The request
Reproduce each line of the records below character for character.

Annotated element listings:
###
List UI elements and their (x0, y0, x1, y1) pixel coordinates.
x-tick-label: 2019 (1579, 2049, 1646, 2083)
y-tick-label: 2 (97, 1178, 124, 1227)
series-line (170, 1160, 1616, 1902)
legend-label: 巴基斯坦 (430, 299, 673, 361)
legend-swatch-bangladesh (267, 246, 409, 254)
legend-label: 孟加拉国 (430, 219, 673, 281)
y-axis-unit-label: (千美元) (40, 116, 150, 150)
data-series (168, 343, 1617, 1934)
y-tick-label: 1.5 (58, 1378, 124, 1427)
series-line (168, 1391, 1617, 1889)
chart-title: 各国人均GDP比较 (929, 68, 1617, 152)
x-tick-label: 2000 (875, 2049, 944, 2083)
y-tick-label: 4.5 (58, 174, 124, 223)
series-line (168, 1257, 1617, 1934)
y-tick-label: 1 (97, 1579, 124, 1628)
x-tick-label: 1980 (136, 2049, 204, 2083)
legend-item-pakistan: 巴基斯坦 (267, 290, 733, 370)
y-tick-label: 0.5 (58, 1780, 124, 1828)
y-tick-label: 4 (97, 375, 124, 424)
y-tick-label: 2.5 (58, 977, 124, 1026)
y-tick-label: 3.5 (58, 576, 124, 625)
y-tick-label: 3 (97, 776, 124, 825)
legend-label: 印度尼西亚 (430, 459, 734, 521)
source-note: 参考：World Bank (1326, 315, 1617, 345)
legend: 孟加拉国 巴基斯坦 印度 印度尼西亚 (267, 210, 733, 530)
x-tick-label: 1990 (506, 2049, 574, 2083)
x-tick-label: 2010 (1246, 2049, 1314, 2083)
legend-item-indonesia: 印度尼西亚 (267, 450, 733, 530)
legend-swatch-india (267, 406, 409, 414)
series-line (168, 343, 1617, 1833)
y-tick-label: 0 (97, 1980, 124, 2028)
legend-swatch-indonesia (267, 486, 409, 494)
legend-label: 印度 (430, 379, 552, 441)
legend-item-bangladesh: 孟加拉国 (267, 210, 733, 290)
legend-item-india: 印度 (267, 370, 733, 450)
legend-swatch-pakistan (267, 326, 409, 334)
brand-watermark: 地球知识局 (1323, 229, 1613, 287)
###
Full response
List UI elements and their (x0, y0, x1, y1) pixel coordinates.
x-tick-label: 2019 (1579, 2049, 1646, 2083)
y-tick-label: 2 (97, 1178, 124, 1227)
series-line (170, 1160, 1616, 1902)
legend-label: 巴基斯坦 (430, 299, 673, 361)
legend-swatch-bangladesh (267, 246, 409, 254)
legend-label: 孟加拉国 (430, 219, 673, 281)
y-axis-unit-label: (千美元) (40, 116, 150, 150)
data-series (168, 343, 1617, 1934)
y-tick-label: 1.5 (58, 1378, 124, 1427)
series-line (168, 1391, 1617, 1889)
chart-title: 各国人均GDP比较 (929, 68, 1617, 152)
x-tick-label: 2000 (875, 2049, 944, 2083)
y-tick-label: 4.5 (58, 174, 124, 223)
series-line (168, 1257, 1617, 1934)
y-tick-label: 1 (97, 1579, 124, 1628)
x-tick-label: 1980 (136, 2049, 204, 2083)
legend-item-pakistan: 巴基斯坦 (267, 290, 733, 370)
y-tick-label: 0.5 (58, 1780, 124, 1828)
y-tick-label: 4 (97, 375, 124, 424)
y-tick-label: 2.5 (58, 977, 124, 1026)
y-tick-label: 3.5 (58, 576, 124, 625)
y-tick-label: 3 (97, 776, 124, 825)
legend-label: 印度尼西亚 (430, 459, 734, 521)
source-note: 参考：World Bank (1326, 315, 1617, 345)
legend: 孟加拉国 巴基斯坦 印度 印度尼西亚 (267, 210, 733, 530)
x-tick-label: 1990 (506, 2049, 574, 2083)
x-tick-label: 2010 (1246, 2049, 1314, 2083)
legend-item-indonesia: 印度尼西亚 (267, 450, 733, 530)
legend-swatch-india (267, 406, 409, 414)
series-line (168, 343, 1617, 1833)
y-tick-label: 0 (97, 1980, 124, 2028)
legend-swatch-indonesia (267, 486, 409, 494)
legend-label: 印度 (430, 379, 552, 441)
legend-item-bangladesh: 孟加拉国 (267, 210, 733, 290)
legend-item-india: 印度 (267, 370, 733, 450)
legend-swatch-pakistan (267, 326, 409, 334)
brand-watermark: 地球知识局 (1323, 229, 1613, 287)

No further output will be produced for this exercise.